• **Tareas a realizar**:
1 – Enumera las organizaciones y los organismos que la noticia sobre la renuncia de Joe Kent menciona por su nombre propio o por su sigla.
2 – Prosigue la noticia sobre la renuncia de Joe Kent a partir de su último párrafo.

• **Texto de estudio**:
----

Renuncia de funcionario de contraterrorismo, caos en DHS y presión de AIPAC marcan los primeros meses de conflicto
La escalada de tensiones con Irán ha generado fracturas internas en la administración Trump que van más allá de la retórica diplomática. Joe Kent, director del Centro Nacional de Contraterrorismo, renunció a su cargo en protesta directa por la guerra iniciada por Trump, argumentando que la decisión fue tomada bajo presión del lobby pro-Israel estadounidense. Su salida es sintomática de un problema más profundo: el costo político interno de una guerra que Trump mismo criticó durante su campaña electoral.
Kent no fue vago en sus críticas. Señaló específicamente que Trump comenzó el conflicto bajo influencia de Israel, una acusación que rompe con el silencio típico de los funcionarios que se retiran. En un gobierno donde la lealtad se espera incluso en la disidencia privada, esta renuncia pública representa una grieta significativa en la cohesión administrativa.

----

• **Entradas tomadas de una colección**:
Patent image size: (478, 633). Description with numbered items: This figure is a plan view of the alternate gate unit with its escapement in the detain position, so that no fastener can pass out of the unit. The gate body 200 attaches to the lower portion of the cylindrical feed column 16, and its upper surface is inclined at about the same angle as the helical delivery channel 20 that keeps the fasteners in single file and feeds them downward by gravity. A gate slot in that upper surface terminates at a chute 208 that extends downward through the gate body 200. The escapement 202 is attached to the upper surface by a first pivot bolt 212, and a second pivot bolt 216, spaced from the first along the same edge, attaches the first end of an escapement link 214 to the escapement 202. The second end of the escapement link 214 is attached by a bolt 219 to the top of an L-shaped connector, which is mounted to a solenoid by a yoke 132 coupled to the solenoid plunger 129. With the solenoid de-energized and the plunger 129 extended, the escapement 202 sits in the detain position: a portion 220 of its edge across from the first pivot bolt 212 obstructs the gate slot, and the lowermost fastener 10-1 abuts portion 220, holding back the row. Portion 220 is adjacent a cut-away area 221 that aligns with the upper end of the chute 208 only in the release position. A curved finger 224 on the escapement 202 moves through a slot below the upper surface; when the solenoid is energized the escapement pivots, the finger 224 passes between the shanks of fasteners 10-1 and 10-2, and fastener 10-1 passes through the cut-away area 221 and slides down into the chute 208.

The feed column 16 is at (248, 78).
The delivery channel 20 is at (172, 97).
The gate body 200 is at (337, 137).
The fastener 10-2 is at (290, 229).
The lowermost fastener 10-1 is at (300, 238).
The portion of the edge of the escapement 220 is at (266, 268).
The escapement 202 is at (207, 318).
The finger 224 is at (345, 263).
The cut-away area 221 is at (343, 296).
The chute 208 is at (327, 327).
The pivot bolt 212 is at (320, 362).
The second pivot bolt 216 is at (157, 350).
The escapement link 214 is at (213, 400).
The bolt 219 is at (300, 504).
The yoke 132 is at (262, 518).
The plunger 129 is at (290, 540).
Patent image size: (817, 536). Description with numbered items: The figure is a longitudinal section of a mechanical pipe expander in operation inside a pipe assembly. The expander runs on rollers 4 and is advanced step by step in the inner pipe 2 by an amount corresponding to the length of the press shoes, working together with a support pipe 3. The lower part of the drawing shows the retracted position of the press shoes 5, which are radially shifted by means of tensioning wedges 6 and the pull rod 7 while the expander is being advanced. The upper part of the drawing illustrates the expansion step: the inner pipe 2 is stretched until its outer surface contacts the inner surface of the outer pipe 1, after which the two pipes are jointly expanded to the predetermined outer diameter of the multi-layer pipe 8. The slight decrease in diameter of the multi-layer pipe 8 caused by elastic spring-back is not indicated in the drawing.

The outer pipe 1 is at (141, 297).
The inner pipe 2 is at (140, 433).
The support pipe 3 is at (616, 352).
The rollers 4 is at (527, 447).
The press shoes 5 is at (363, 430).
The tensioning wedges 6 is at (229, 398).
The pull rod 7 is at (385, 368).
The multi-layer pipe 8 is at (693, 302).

----

• **Respuestas escritas**:
1 –
- Centro Nacional de Contraterrorismo
- DHS
- AIPAC

2 –
Mientras Trump gestiona la salida de su propio equipo de seguridad nacional, enfrenta otro frente problemático: la confirmación de Markwayne Mullin como secretario del Departamento de Seguridad Nacional (DHS). El senador republicano de Oklahoma, nominado para liderar la agencia, tuvo que responder preguntas difíciles en su audiencia de confirmación el 19 de marzo bajo circunstancias particularmente incómodas. El DHS ha estado operando sin financiamiento durante cinco semanas, lo que inyectó urgencia y presión política a un proceso de confirmación que de por sí era delicado.
La falta de financiamiento en una agencia de seguridad interna no es un problema técnico menor. Es un colapso administrativo que refleja la incapacidad del gobierno de mantener sus propias operaciones en marcha. Que esto ocurra mientras se confirma al nuevo liderazgo sugiere una administración que está administrando crisis en paralelo, no una estructura en control.
En el frente internacional, la situación revela cómo Trump está siendo presionado a asumir compromisos que afectan sus alianzas. La Primera Ministra Sanae Takaichi de Japón será la primera aliada importante en visitar la Casa Blanca desde que Trump solicitó ayuda para enviar barcos de patrulla al Estrecho de Ormuz. Este es un detalle crucial: Trump está pidiendo a sus aliados que participen directamente en un conflicto regional que él mismo puso en movimiento.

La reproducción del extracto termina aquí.